» What the exercise asks
Pictures do not belong in the copy; quote every entry below exactly.

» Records
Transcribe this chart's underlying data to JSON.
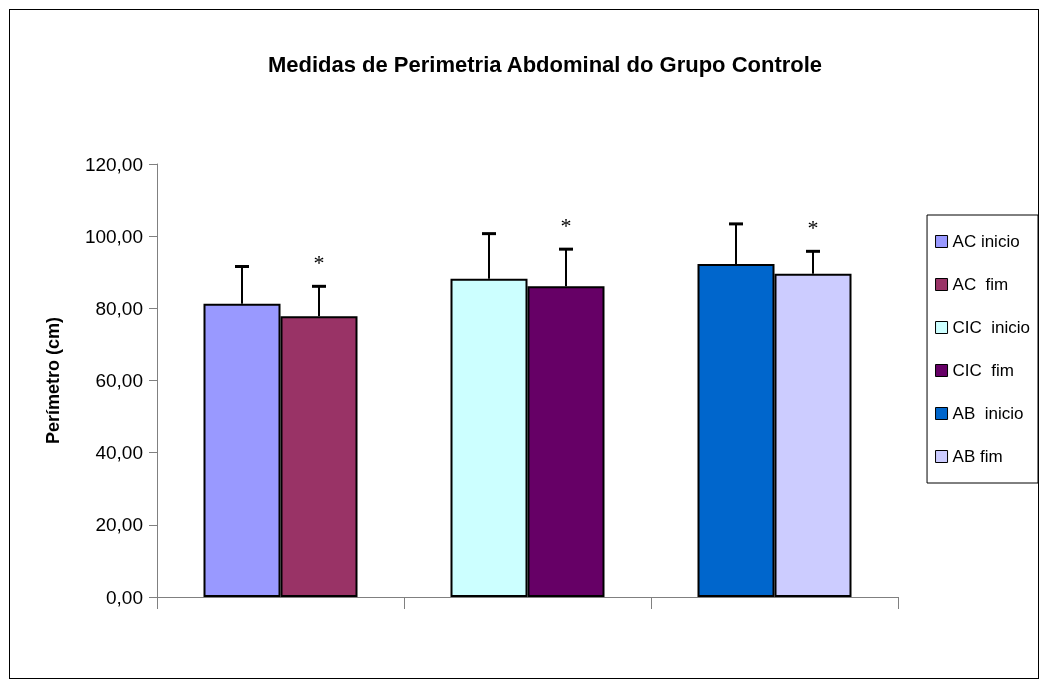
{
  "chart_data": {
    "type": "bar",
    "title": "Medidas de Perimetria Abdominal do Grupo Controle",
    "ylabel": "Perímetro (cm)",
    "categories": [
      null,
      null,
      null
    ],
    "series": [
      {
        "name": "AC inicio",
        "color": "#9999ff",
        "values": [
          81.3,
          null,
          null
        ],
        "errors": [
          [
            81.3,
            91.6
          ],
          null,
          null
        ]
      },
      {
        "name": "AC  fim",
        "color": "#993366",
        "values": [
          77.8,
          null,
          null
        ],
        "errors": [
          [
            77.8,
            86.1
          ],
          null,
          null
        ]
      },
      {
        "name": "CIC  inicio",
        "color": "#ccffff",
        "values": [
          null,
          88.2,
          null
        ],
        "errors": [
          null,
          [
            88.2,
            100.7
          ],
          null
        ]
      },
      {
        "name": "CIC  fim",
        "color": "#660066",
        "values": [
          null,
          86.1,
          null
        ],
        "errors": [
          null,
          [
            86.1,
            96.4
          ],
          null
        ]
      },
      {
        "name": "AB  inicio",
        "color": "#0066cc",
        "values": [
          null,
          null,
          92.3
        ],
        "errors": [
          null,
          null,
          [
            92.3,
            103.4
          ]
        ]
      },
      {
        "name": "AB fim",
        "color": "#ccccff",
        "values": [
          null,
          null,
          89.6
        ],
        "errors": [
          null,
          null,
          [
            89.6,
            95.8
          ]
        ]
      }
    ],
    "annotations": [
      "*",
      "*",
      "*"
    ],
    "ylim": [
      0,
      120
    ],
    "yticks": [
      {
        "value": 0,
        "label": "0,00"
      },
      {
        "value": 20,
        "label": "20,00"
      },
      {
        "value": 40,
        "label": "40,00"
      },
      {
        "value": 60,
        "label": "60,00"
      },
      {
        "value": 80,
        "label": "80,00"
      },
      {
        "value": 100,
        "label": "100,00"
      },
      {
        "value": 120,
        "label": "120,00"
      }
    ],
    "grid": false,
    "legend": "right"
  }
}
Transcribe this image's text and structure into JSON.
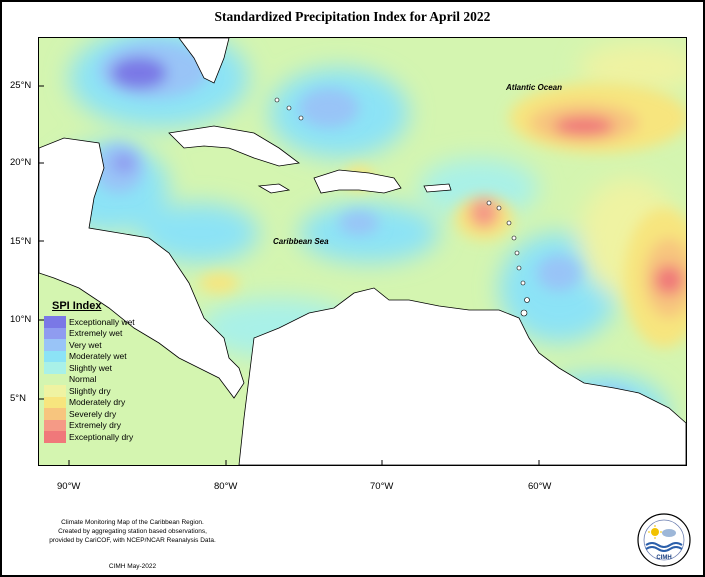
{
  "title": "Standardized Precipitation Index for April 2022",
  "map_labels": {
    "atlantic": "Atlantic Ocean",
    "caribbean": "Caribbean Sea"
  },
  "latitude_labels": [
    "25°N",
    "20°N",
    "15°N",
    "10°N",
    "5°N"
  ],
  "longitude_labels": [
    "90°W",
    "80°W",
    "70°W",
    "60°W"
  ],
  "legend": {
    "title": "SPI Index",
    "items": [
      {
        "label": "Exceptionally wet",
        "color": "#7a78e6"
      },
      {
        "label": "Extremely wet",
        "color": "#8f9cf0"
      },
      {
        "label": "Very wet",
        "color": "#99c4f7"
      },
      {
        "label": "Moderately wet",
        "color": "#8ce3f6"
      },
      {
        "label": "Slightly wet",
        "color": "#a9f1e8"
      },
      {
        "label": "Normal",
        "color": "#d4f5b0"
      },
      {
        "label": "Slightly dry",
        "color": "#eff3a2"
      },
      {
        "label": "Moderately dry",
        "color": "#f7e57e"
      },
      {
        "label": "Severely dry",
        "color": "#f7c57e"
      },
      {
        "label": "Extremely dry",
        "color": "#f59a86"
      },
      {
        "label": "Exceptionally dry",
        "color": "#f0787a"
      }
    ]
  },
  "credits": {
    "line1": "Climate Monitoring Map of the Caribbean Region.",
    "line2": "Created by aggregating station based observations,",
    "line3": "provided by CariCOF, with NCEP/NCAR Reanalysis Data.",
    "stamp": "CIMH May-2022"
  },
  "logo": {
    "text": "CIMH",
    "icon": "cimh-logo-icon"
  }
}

» Output for this exercise
Transcribe this chart's underlying data to JSON.
{
  "chart_data": {
    "type": "bar",
    "title": "Medidas de Perimetria Abdominal do Grupo Controle",
    "ylabel": "Perímetro (cm)",
    "categories": [
      null,
      null,
      null
    ],
    "series": [
      {
        "name": "AC inicio",
        "color": "#9999ff",
        "values": [
          81.3,
          null,
          null
        ],
        "errors": [
          [
            81.3,
            91.6
          ],
          null,
          null
        ]
      },
      {
        "name": "AC  fim",
        "color": "#993366",
        "values": [
          77.8,
          null,
          null
        ],
        "errors": [
          [
            77.8,
            86.1
          ],
          null,
          null
        ]
      },
      {
        "name": "CIC  inicio",
        "color": "#ccffff",
        "values": [
          null,
          88.2,
          null
        ],
        "errors": [
          null,
          [
            88.2,
            100.7
          ],
          null
        ]
      },
      {
        "name": "CIC  fim",
        "color": "#660066",
        "values": [
          null,
          86.1,
          null
        ],
        "errors": [
          null,
          [
            86.1,
            96.4
          ],
          null
        ]
      },
      {
        "name": "AB  inicio",
        "color": "#0066cc",
        "values": [
          null,
          null,
          92.3
        ],
        "errors": [
          null,
          null,
          [
            92.3,
            103.4
          ]
        ]
      },
      {
        "name": "AB fim",
        "color": "#ccccff",
        "values": [
          null,
          null,
          89.6
        ],
        "errors": [
          null,
          null,
          [
            89.6,
            95.8
          ]
        ]
      }
    ],
    "annotations": [
      "*",
      "*",
      "*"
    ],
    "ylim": [
      0,
      120
    ],
    "yticks": [
      {
        "value": 0,
        "label": "0,00"
      },
      {
        "value": 20,
        "label": "20,00"
      },
      {
        "value": 40,
        "label": "40,00"
      },
      {
        "value": 60,
        "label": "60,00"
      },
      {
        "value": 80,
        "label": "80,00"
      },
      {
        "value": 100,
        "label": "100,00"
      },
      {
        "value": 120,
        "label": "120,00"
      }
    ],
    "grid": false,
    "legend": "right"
  }
}
Transcribe this image's text and structure into JSON.
{
  "title": "Standardized Precipitation Index for April 2022",
  "map_labels": {
    "atlantic": "Atlantic Ocean",
    "caribbean": "Caribbean Sea"
  },
  "latitude_labels": [
    "25°N",
    "20°N",
    "15°N",
    "10°N",
    "5°N"
  ],
  "longitude_labels": [
    "90°W",
    "80°W",
    "70°W",
    "60°W"
  ],
  "legend": {
    "title": "SPI Index",
    "items": [
      {
        "label": "Exceptionally wet",
        "color": "#7a78e6"
      },
      {
        "label": "Extremely wet",
        "color": "#8f9cf0"
      },
      {
        "label": "Very wet",
        "color": "#99c4f7"
      },
      {
        "label": "Moderately wet",
        "color": "#8ce3f6"
      },
      {
        "label": "Slightly wet",
        "color": "#a9f1e8"
      },
      {
        "label": "Normal",
        "color": "#d4f5b0"
      },
      {
        "label": "Slightly dry",
        "color": "#eff3a2"
      },
      {
        "label": "Moderately dry",
        "color": "#f7e57e"
      },
      {
        "label": "Severely dry",
        "color": "#f7c57e"
      },
      {
        "label": "Extremely dry",
        "color": "#f59a86"
      },
      {
        "label": "Exceptionally dry",
        "color": "#f0787a"
      }
    ]
  },
  "credits": {
    "line1": "Climate Monitoring Map of the Caribbean Region.",
    "line2": "Created by aggregating station based observations,",
    "line3": "provided by CariCOF, with NCEP/NCAR Reanalysis Data.",
    "stamp": "CIMH May-2022"
  },
  "logo": {
    "text": "CIMH",
    "icon": "cimh-logo-icon"
  }
}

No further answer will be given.